• _Exercise input_
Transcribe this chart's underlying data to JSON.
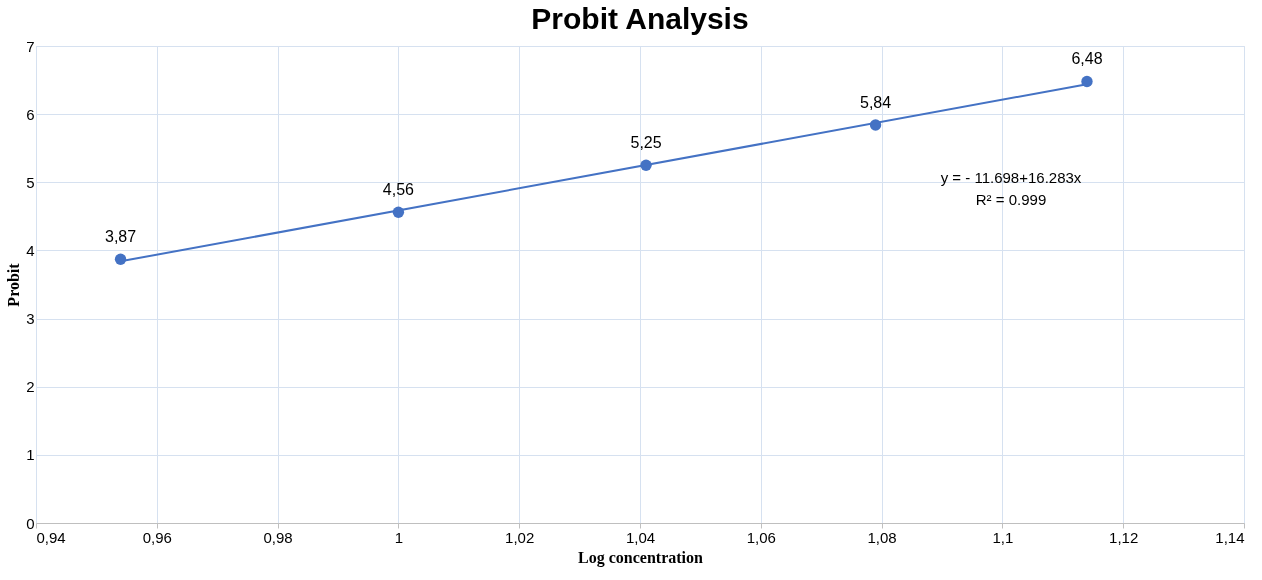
{
  "chart_data": {
    "type": "scatter",
    "title": "Probit Analysis",
    "xlabel": "Log concentration",
    "ylabel": "Probit",
    "xlim": [
      0.94,
      1.14
    ],
    "xticks": [
      {
        "value": 0.94,
        "label": "0,94"
      },
      {
        "value": 0.96,
        "label": "0,96"
      },
      {
        "value": 0.98,
        "label": "0,98"
      },
      1,
      {
        "value": 1.02,
        "label": "1,02"
      },
      {
        "value": 1.04,
        "label": "1,04"
      },
      {
        "value": 1.06,
        "label": "1,06"
      },
      {
        "value": 1.08,
        "label": "1,08"
      },
      {
        "value": 1.1,
        "label": "1,1"
      },
      {
        "value": 1.12,
        "label": "1,12"
      },
      {
        "value": 1.14,
        "label": "1,14"
      }
    ],
    "ylim": [
      0,
      7
    ],
    "yticks": [
      0,
      1,
      2,
      3,
      4,
      5,
      6,
      7
    ],
    "grid": true,
    "marker": "circle",
    "series": [
      {
        "color": "#4472c4",
        "x": [
          0.954,
          1.0,
          1.041,
          1.079,
          1.114
        ],
        "values": [
          3.87,
          4.56,
          5.25,
          5.84,
          6.48
        ],
        "value_labels": [
          "3,87",
          "4,56",
          "5,25",
          "5,84",
          "6,48"
        ]
      },
      {
        "type": "line",
        "marker": "none",
        "color": "#4472c4",
        "x": [
          0.954,
          1.114
        ],
        "values": [
          3.84,
          6.44
        ]
      }
    ],
    "annotations": [
      "y = - 11.698+16.283x",
      "R² = 0.999"
    ]
  }
}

• _What is needed_
Look above for lines with the word "Probit" and copy them all.

• _Exercise answer_
    "title": "Probit Analysis",
    "ylabel": "Probit",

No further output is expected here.